**WHAT THE TASK REQUIRES**
Keep only the lines where "Profit" appears.

==================================================

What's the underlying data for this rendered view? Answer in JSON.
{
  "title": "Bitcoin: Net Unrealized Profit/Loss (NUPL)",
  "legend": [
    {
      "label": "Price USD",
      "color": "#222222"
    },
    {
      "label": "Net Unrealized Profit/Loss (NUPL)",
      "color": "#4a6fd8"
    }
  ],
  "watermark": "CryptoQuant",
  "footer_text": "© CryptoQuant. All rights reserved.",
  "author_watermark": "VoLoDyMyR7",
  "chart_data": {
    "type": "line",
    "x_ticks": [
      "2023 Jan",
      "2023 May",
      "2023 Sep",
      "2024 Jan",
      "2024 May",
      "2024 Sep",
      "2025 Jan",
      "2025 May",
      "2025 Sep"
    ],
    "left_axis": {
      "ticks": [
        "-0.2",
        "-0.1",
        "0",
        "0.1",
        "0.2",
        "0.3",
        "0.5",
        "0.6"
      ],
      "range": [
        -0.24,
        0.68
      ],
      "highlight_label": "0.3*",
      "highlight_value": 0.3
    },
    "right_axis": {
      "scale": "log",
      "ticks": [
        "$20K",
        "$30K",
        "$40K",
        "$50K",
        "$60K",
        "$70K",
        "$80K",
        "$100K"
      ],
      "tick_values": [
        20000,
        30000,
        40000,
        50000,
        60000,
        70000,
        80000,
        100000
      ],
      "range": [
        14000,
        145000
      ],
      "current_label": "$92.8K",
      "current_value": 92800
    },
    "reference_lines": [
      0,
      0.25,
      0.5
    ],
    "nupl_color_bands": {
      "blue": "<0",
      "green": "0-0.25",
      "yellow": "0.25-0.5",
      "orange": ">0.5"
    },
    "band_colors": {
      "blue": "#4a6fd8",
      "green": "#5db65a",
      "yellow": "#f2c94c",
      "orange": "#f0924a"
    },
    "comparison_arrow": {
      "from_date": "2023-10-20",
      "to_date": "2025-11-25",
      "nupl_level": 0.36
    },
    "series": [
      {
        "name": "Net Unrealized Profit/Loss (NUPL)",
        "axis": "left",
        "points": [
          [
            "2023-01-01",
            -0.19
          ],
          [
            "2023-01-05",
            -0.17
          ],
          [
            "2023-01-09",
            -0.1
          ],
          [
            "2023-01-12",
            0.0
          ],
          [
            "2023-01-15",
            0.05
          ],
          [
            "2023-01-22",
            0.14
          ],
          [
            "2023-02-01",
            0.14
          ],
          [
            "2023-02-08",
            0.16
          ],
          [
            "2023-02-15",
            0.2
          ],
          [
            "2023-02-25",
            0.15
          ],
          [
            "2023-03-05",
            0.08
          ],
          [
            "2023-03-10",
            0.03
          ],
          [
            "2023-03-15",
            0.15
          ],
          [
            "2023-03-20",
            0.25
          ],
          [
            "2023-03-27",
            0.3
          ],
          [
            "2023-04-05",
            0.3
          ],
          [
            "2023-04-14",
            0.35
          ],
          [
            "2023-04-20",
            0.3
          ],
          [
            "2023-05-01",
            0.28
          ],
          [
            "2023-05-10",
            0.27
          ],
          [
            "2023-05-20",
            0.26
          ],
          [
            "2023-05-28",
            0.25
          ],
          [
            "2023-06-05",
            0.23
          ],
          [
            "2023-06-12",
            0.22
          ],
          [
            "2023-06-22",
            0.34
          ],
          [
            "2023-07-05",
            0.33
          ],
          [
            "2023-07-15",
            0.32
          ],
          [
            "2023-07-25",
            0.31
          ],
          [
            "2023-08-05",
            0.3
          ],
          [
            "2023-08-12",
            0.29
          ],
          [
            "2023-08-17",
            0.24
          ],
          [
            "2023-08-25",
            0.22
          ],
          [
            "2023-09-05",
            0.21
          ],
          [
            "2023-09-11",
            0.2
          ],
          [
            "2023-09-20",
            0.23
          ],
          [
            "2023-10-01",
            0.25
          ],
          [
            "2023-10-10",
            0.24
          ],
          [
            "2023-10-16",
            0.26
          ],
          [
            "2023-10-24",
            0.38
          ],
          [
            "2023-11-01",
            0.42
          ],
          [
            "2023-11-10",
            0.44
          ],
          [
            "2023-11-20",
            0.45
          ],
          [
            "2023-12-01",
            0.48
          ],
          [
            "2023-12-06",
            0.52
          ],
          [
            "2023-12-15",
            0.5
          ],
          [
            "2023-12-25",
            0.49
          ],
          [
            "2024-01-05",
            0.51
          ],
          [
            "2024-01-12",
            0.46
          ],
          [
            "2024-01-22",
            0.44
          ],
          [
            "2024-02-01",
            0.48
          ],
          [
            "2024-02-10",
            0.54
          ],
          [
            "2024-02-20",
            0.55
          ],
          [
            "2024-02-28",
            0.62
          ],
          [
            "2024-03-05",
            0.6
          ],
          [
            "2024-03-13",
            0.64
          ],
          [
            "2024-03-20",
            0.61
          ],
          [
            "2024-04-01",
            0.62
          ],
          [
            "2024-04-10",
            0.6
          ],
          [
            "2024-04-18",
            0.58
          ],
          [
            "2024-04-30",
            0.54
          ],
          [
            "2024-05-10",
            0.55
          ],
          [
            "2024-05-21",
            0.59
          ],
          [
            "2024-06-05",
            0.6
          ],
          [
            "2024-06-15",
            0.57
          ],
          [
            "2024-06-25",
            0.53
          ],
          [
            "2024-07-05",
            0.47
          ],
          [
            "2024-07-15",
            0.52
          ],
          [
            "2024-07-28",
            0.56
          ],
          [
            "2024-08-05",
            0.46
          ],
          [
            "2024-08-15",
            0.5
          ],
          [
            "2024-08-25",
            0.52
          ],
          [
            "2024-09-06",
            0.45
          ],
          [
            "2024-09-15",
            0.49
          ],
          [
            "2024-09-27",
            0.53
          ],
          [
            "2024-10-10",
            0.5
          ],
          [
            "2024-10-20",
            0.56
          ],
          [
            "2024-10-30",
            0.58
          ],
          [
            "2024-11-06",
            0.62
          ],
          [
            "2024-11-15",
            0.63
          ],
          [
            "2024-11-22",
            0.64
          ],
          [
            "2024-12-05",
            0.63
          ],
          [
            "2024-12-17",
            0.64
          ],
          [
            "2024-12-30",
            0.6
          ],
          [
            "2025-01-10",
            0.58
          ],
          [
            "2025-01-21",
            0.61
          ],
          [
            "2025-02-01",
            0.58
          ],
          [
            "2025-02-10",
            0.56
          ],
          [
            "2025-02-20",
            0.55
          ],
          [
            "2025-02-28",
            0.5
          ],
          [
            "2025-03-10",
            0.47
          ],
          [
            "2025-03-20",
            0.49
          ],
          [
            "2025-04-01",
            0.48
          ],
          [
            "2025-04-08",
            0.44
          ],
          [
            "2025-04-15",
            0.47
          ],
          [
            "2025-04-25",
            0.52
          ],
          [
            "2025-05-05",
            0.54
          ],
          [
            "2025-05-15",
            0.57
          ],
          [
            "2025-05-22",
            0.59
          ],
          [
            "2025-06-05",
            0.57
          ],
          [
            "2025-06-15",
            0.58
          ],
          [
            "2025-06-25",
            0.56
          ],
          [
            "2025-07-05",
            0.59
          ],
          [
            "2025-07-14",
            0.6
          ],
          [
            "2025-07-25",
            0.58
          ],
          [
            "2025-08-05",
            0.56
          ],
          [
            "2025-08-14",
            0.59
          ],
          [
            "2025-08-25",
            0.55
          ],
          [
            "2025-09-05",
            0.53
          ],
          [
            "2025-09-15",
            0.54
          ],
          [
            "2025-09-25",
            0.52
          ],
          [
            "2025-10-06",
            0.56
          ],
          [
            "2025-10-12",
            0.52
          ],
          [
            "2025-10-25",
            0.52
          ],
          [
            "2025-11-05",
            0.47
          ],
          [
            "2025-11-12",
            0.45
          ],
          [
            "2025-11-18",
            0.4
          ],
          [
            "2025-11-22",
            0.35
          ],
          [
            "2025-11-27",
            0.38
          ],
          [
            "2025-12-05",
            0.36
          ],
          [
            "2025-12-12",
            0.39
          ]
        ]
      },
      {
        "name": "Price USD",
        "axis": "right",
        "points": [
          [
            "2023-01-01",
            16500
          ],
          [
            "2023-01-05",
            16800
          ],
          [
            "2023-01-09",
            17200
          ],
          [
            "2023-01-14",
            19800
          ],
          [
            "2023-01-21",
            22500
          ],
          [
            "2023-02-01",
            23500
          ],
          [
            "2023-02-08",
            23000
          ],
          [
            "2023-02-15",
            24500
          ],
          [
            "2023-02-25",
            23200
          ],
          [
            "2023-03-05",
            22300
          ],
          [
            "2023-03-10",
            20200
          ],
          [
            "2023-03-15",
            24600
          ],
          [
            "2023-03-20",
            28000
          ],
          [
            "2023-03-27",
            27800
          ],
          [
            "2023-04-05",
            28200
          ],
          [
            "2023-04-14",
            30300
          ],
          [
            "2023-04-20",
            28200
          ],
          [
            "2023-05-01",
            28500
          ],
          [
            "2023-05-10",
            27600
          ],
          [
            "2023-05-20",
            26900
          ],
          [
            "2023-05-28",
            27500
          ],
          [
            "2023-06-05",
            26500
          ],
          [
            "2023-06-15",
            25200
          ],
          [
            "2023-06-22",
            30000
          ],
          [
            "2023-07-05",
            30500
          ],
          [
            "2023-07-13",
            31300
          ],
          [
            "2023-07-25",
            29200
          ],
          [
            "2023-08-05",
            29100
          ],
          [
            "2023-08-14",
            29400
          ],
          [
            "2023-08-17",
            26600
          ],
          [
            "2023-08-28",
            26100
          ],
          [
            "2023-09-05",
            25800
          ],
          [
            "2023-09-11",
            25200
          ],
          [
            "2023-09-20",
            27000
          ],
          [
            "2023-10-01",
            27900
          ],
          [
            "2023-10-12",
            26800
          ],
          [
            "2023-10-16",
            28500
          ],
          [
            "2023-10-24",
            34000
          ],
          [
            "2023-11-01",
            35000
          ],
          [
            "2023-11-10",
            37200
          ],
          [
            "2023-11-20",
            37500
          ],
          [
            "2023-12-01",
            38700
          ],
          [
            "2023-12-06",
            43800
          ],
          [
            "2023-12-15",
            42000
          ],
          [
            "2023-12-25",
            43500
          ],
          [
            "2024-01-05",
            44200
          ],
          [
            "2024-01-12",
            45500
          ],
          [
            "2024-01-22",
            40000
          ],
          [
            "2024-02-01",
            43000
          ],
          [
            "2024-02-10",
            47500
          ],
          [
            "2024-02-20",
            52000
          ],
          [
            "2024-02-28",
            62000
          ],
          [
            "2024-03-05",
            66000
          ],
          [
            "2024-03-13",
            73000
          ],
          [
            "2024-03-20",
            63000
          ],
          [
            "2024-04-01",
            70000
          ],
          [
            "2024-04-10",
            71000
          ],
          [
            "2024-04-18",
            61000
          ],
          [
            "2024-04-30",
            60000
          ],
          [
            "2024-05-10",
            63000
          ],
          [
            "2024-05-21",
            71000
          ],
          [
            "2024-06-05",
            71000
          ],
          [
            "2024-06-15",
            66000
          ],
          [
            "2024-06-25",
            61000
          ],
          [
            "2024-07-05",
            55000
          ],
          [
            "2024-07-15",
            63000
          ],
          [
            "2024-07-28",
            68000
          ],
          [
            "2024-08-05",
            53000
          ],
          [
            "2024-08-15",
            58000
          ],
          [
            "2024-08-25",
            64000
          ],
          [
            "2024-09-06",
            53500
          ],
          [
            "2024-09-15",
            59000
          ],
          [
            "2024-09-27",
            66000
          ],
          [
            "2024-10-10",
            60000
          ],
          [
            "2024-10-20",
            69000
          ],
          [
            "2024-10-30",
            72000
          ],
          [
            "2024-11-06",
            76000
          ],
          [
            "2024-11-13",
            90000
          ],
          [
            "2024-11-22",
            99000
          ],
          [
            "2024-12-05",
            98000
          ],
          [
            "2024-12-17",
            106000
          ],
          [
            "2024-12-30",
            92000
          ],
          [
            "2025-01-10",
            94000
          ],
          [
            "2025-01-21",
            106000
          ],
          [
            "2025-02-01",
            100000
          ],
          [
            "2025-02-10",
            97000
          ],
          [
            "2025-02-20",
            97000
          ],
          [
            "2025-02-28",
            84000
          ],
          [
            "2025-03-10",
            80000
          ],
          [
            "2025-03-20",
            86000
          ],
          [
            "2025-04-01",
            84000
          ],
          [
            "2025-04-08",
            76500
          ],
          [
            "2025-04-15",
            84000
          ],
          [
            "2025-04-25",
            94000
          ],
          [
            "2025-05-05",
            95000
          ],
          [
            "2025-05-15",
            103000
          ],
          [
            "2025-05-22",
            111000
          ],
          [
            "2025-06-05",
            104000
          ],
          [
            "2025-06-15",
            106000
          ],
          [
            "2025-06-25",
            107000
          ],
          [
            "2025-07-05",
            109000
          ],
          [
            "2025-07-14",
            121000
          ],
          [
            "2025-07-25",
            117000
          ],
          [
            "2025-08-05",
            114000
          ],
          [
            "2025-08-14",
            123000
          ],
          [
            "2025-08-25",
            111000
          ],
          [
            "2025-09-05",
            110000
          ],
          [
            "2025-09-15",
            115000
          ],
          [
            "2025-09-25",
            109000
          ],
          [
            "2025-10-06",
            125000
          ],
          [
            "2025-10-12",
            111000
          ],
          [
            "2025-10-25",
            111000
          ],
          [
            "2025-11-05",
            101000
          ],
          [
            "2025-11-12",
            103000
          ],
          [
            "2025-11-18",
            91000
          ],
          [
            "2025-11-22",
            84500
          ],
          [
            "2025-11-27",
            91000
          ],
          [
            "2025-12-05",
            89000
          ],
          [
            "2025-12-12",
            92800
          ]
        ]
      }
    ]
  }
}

==================================================

**OUTPUT FOR THIS EXERCISE**
  "title": "Bitcoin: Net Unrealized Profit/Loss (NUPL)",
      "label": "Net Unrealized Profit/Loss (NUPL)",
        "name": "Net Unrealized Profit/Loss (NUPL)",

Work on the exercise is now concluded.